### Task goal
Output the material below in its entirety, exactly as given.

### Extracted data
***

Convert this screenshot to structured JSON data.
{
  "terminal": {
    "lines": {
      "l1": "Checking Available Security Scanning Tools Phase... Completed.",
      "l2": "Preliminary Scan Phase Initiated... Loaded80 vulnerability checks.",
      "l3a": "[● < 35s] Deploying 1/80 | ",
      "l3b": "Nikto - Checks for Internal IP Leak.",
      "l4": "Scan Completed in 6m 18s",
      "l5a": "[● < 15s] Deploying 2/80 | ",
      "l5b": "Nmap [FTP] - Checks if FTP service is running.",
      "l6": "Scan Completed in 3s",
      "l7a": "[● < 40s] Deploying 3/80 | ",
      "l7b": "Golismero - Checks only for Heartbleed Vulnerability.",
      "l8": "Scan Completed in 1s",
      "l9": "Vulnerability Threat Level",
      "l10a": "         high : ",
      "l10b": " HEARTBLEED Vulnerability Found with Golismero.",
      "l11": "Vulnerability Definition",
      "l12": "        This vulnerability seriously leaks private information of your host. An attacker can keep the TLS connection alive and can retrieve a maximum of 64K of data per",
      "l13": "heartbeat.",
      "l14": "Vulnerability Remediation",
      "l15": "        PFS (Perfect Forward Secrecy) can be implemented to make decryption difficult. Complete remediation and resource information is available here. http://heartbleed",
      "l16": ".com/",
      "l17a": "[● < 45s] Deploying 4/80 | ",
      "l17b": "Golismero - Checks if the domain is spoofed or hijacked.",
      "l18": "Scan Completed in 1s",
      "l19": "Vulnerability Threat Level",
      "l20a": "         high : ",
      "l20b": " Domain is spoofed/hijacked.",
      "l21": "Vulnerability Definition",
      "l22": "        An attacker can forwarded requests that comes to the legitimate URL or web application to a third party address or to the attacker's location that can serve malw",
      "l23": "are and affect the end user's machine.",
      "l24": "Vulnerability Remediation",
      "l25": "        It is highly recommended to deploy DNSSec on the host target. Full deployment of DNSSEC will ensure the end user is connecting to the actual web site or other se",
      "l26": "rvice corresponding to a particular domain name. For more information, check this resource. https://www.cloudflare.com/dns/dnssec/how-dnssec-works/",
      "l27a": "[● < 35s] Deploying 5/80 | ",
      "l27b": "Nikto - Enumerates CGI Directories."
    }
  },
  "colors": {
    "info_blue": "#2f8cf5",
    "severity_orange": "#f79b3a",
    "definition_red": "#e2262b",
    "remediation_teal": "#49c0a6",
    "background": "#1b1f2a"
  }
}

***

### Expected answer
Convert this screenshot to structured JSON data.
{
  "terminal": {
    "lines": {
      "l1": "Checking Available Security Scanning Tools Phase... Completed.",
      "l2": "Preliminary Scan Phase Initiated... Loaded80 vulnerability checks.",
      "l3a": "[● < 35s] Deploying 1/80 | ",
      "l3b": "Nikto - Checks for Internal IP Leak.",
      "l4": "Scan Completed in 6m 18s",
      "l5a": "[● < 15s] Deploying 2/80 | ",
      "l5b": "Nmap [FTP] - Checks if FTP service is running.",
      "l6": "Scan Completed in 3s",
      "l7a": "[● < 40s] Deploying 3/80 | ",
      "l7b": "Golismero - Checks only for Heartbleed Vulnerability.",
      "l8": "Scan Completed in 1s",
      "l9": "Vulnerability Threat Level",
      "l10a": "         high : ",
      "l10b": " HEARTBLEED Vulnerability Found with Golismero.",
      "l11": "Vulnerability Definition",
      "l12": "        This vulnerability seriously leaks private information of your host. An attacker can keep the TLS connection alive and can retrieve a maximum of 64K of data per",
      "l13": "heartbeat.",
      "l14": "Vulnerability Remediation",
      "l15": "        PFS (Perfect Forward Secrecy) can be implemented to make decryption difficult. Complete remediation and resource information is available here. http://heartbleed",
      "l16": ".com/",
      "l17a": "[● < 45s] Deploying 4/80 | ",
      "l17b": "Golismero - Checks if the domain is spoofed or hijacked.",
      "l18": "Scan Completed in 1s",
      "l19": "Vulnerability Threat Level",
      "l20a": "         high : ",
      "l20b": " Domain is spoofed/hijacked.",
      "l21": "Vulnerability Definition",
      "l22": "        An attacker can forwarded requests that comes to the legitimate URL or web application to a third party address or to the attacker's location that can serve malw",
      "l23": "are and affect the end user's machine.",
      "l24": "Vulnerability Remediation",
      "l25": "        It is highly recommended to deploy DNSSec on the host target. Full deployment of DNSSEC will ensure the end user is connecting to the actual web site or other se",
      "l26": "rvice corresponding to a particular domain name. For more information, check this resource. https://www.cloudflare.com/dns/dnssec/how-dnssec-works/",
      "l27a": "[● < 35s] Deploying 5/80 | ",
      "l27b": "Nikto - Enumerates CGI Directories."
    }
  },
  "colors": {
    "info_blue": "#2f8cf5",
    "severity_orange": "#f79b3a",
    "definition_red": "#e2262b",
    "remediation_teal": "#49c0a6",
    "background": "#1b1f2a"
  }
}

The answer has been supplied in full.